THE DATA START

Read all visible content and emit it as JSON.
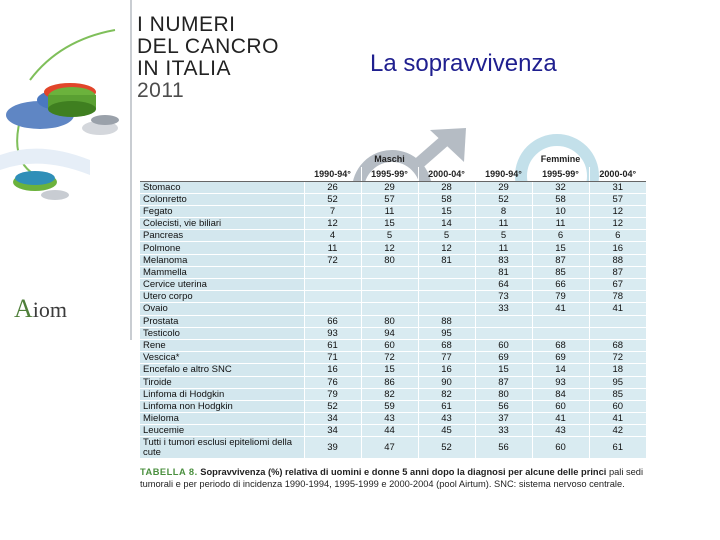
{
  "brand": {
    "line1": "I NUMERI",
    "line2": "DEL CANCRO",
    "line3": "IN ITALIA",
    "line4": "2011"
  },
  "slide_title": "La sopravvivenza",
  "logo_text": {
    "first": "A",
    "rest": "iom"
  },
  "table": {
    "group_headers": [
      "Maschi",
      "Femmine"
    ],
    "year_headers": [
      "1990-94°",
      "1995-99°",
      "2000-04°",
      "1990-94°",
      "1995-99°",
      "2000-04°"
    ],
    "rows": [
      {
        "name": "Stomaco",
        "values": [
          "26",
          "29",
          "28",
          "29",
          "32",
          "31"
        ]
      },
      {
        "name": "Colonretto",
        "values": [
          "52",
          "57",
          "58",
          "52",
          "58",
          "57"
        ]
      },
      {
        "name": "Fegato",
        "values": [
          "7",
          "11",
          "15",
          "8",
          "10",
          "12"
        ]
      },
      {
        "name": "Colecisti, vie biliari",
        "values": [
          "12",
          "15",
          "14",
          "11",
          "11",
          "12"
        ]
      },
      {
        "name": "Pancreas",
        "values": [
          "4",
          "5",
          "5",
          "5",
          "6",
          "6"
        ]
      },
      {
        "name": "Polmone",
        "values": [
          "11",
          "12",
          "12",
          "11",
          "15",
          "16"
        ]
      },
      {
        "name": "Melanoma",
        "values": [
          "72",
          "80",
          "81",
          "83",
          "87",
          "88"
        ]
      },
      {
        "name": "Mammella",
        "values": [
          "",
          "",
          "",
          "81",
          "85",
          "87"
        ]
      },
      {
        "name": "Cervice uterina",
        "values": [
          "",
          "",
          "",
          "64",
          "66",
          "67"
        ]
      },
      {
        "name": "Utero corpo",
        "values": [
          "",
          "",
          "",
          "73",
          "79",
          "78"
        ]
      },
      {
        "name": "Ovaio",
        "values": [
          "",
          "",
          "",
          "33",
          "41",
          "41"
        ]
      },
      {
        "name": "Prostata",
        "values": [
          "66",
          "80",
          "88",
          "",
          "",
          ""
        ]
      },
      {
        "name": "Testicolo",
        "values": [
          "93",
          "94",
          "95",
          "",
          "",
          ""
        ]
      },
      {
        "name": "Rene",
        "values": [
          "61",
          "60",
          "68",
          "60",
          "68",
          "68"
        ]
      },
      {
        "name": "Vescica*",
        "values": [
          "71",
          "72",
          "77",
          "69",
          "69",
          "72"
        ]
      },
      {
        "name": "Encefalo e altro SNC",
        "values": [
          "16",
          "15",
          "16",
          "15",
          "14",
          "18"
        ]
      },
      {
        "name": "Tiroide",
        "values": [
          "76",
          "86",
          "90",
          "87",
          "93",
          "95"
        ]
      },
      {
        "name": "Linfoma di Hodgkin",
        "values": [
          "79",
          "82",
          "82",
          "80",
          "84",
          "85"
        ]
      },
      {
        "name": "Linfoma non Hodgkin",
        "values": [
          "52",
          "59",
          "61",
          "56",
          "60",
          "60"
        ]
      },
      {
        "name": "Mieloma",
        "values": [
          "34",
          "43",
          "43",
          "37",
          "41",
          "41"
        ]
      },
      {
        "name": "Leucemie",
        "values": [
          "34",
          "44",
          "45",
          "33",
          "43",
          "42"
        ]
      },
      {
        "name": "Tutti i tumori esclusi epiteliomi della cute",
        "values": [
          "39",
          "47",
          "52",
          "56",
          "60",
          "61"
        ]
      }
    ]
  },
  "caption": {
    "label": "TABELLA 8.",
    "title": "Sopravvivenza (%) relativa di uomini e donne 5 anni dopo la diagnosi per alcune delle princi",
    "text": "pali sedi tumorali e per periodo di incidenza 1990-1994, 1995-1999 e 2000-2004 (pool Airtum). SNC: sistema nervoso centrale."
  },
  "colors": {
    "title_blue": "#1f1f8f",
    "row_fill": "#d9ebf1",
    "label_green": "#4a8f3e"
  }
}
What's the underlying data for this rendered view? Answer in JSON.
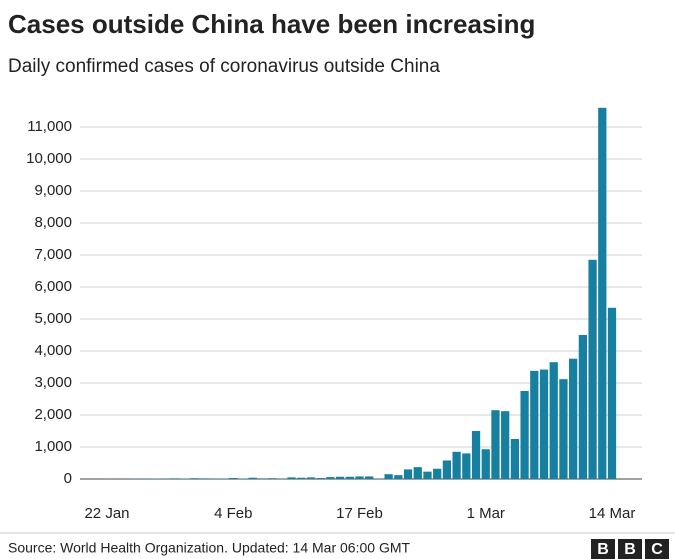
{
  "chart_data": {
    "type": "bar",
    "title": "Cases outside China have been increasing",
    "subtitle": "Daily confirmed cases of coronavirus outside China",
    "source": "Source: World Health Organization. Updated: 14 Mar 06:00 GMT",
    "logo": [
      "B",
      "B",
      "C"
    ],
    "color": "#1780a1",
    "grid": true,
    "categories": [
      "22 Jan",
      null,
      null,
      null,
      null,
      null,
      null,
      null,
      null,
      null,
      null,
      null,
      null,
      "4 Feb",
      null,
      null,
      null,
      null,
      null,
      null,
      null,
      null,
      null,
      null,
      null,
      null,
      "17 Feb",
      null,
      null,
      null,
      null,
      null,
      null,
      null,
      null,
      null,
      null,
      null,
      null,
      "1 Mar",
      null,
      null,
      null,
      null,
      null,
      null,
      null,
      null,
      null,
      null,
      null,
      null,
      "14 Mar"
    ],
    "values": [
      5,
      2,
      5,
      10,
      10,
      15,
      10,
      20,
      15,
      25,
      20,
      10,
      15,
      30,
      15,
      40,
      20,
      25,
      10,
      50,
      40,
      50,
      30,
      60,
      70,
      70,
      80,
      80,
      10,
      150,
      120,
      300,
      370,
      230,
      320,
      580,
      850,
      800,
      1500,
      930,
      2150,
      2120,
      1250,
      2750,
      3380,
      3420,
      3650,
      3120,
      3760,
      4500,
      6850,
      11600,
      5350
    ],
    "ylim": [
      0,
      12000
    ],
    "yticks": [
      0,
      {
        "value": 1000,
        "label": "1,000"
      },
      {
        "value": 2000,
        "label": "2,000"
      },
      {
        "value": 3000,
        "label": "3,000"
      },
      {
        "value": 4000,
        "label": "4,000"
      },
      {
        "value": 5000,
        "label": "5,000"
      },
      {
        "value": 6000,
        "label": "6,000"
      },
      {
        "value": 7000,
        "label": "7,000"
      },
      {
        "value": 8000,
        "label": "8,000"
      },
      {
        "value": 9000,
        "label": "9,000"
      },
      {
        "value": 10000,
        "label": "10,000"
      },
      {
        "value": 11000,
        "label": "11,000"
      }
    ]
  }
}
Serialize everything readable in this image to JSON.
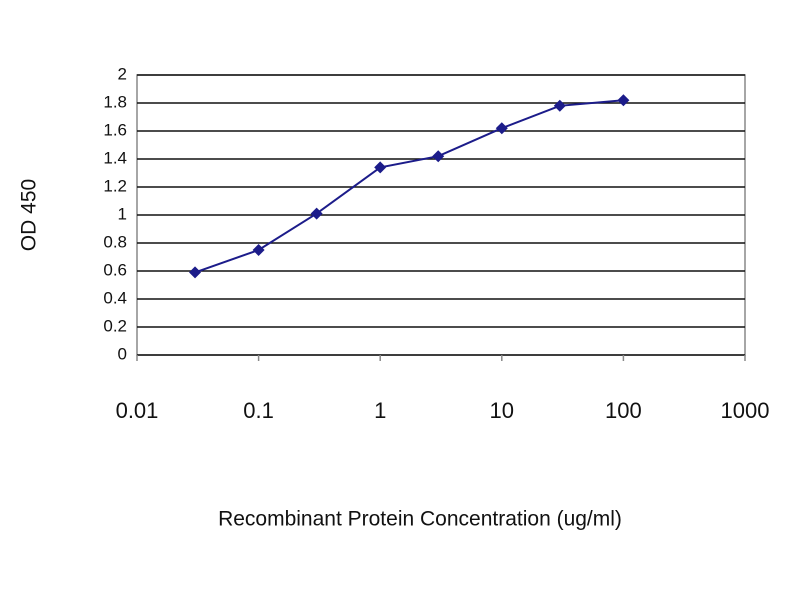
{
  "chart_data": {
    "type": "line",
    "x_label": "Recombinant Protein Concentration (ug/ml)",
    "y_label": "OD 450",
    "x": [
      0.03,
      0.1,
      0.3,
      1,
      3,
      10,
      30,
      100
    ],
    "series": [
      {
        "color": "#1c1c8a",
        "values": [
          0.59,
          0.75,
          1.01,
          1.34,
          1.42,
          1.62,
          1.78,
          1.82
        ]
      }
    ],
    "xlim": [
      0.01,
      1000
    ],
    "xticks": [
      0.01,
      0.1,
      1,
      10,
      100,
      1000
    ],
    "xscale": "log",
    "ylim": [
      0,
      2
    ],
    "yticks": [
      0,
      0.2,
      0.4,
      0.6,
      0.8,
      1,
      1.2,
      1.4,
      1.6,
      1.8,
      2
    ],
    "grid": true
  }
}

THE DATA END

» **INSTRUCTIONS FOR THE TASK**
What is needed is an exact copy of every entry, minus the images.

» **TASK OUTPUT**
Read all visible content and emit it as JSON.
{
  "brand": {
    "line1": "I NUMERI",
    "line2": "DEL CANCRO",
    "line3": "IN ITALIA",
    "line4": "2011"
  },
  "slide_title": "La sopravvivenza",
  "logo_text": {
    "first": "A",
    "rest": "iom"
  },
  "table": {
    "group_headers": [
      "Maschi",
      "Femmine"
    ],
    "year_headers": [
      "1990-94°",
      "1995-99°",
      "2000-04°",
      "1990-94°",
      "1995-99°",
      "2000-04°"
    ],
    "rows": [
      {
        "name": "Stomaco",
        "values": [
          "26",
          "29",
          "28",
          "29",
          "32",
          "31"
        ]
      },
      {
        "name": "Colonretto",
        "values": [
          "52",
          "57",
          "58",
          "52",
          "58",
          "57"
        ]
      },
      {
        "name": "Fegato",
        "values": [
          "7",
          "11",
          "15",
          "8",
          "10",
          "12"
        ]
      },
      {
        "name": "Colecisti, vie biliari",
        "values": [
          "12",
          "15",
          "14",
          "11",
          "11",
          "12"
        ]
      },
      {
        "name": "Pancreas",
        "values": [
          "4",
          "5",
          "5",
          "5",
          "6",
          "6"
        ]
      },
      {
        "name": "Polmone",
        "values": [
          "11",
          "12",
          "12",
          "11",
          "15",
          "16"
        ]
      },
      {
        "name": "Melanoma",
        "values": [
          "72",
          "80",
          "81",
          "83",
          "87",
          "88"
        ]
      },
      {
        "name": "Mammella",
        "values": [
          "",
          "",
          "",
          "81",
          "85",
          "87"
        ]
      },
      {
        "name": "Cervice uterina",
        "values": [
          "",
          "",
          "",
          "64",
          "66",
          "67"
        ]
      },
      {
        "name": "Utero corpo",
        "values": [
          "",
          "",
          "",
          "73",
          "79",
          "78"
        ]
      },
      {
        "name": "Ovaio",
        "values": [
          "",
          "",
          "",
          "33",
          "41",
          "41"
        ]
      },
      {
        "name": "Prostata",
        "values": [
          "66",
          "80",
          "88",
          "",
          "",
          ""
        ]
      },
      {
        "name": "Testicolo",
        "values": [
          "93",
          "94",
          "95",
          "",
          "",
          ""
        ]
      },
      {
        "name": "Rene",
        "values": [
          "61",
          "60",
          "68",
          "60",
          "68",
          "68"
        ]
      },
      {
        "name": "Vescica*",
        "values": [
          "71",
          "72",
          "77",
          "69",
          "69",
          "72"
        ]
      },
      {
        "name": "Encefalo e altro SNC",
        "values": [
          "16",
          "15",
          "16",
          "15",
          "14",
          "18"
        ]
      },
      {
        "name": "Tiroide",
        "values": [
          "76",
          "86",
          "90",
          "87",
          "93",
          "95"
        ]
      },
      {
        "name": "Linfoma di Hodgkin",
        "values": [
          "79",
          "82",
          "82",
          "80",
          "84",
          "85"
        ]
      },
      {
        "name": "Linfoma non Hodgkin",
        "values": [
          "52",
          "59",
          "61",
          "56",
          "60",
          "60"
        ]
      },
      {
        "name": "Mieloma",
        "values": [
          "34",
          "43",
          "43",
          "37",
          "41",
          "41"
        ]
      },
      {
        "name": "Leucemie",
        "values": [
          "34",
          "44",
          "45",
          "33",
          "43",
          "42"
        ]
      },
      {
        "name": "Tutti i tumori esclusi epiteliomi della cute",
        "values": [
          "39",
          "47",
          "52",
          "56",
          "60",
          "61"
        ]
      }
    ]
  },
  "caption": {
    "label": "TABELLA 8.",
    "title": "Sopravvivenza (%) relativa di uomini e donne 5 anni dopo la diagnosi per alcune delle princi",
    "text": "pali sedi tumorali e per periodo di incidenza 1990-1994, 1995-1999 e 2000-2004 (pool Airtum). SNC: sistema nervoso centrale."
  },
  "colors": {
    "title_blue": "#1f1f8f",
    "row_fill": "#d9ebf1",
    "label_green": "#4a8f3e"
  }
}
What's the underlying data for this rendered view? Answer in JSON.
{
  "chart_data": {
    "type": "bar",
    "title": "Cases outside China have been increasing",
    "subtitle": "Daily confirmed cases of coronavirus outside China",
    "source": "Source: World Health Organization. Updated: 14 Mar 06:00 GMT",
    "logo": [
      "B",
      "B",
      "C"
    ],
    "color": "#1780a1",
    "grid": true,
    "categories": [
      "22 Jan",
      null,
      null,
      null,
      null,
      null,
      null,
      null,
      null,
      null,
      null,
      null,
      null,
      "4 Feb",
      null,
      null,
      null,
      null,
      null,
      null,
      null,
      null,
      null,
      null,
      null,
      null,
      "17 Feb",
      null,
      null,
      null,
      null,
      null,
      null,
      null,
      null,
      null,
      null,
      null,
      null,
      "1 Mar",
      null,
      null,
      null,
      null,
      null,
      null,
      null,
      null,
      null,
      null,
      null,
      null,
      "14 Mar"
    ],
    "values": [
      5,
      2,
      5,
      10,
      10,
      15,
      10,
      20,
      15,
      25,
      20,
      10,
      15,
      30,
      15,
      40,
      20,
      25,
      10,
      50,
      40,
      50,
      30,
      60,
      70,
      70,
      80,
      80,
      10,
      150,
      120,
      300,
      370,
      230,
      320,
      580,
      850,
      800,
      1500,
      930,
      2150,
      2120,
      1250,
      2750,
      3380,
      3420,
      3650,
      3120,
      3760,
      4500,
      6850,
      11600,
      5350
    ],
    "ylim": [
      0,
      12000
    ],
    "yticks": [
      0,
      {
        "value": 1000,
        "label": "1,000"
      },
      {
        "value": 2000,
        "label": "2,000"
      },
      {
        "value": 3000,
        "label": "3,000"
      },
      {
        "value": 4000,
        "label": "4,000"
      },
      {
        "value": 5000,
        "label": "5,000"
      },
      {
        "value": 6000,
        "label": "6,000"
      },
      {
        "value": 7000,
        "label": "7,000"
      },
      {
        "value": 8000,
        "label": "8,000"
      },
      {
        "value": 9000,
        "label": "9,000"
      },
      {
        "value": 10000,
        "label": "10,000"
      },
      {
        "value": 11000,
        "label": "11,000"
      }
    ]
  }
}
Serialize everything readable in this image to JSON.
{
  "chart_data": {
    "type": "line",
    "x_label": "Recombinant Protein Concentration (ug/ml)",
    "y_label": "OD 450",
    "x": [
      0.03,
      0.1,
      0.3,
      1,
      3,
      10,
      30,
      100
    ],
    "series": [
      {
        "color": "#1c1c8a",
        "values": [
          0.59,
          0.75,
          1.01,
          1.34,
          1.42,
          1.62,
          1.78,
          1.82
        ]
      }
    ],
    "xlim": [
      0.01,
      1000
    ],
    "xticks": [
      0.01,
      0.1,
      1,
      10,
      100,
      1000
    ],
    "xscale": "log",
    "ylim": [
      0,
      2
    ],
    "yticks": [
      0,
      0.2,
      0.4,
      0.6,
      0.8,
      1,
      1.2,
      1.4,
      1.6,
      1.8,
      2
    ],
    "grid": true
  }
}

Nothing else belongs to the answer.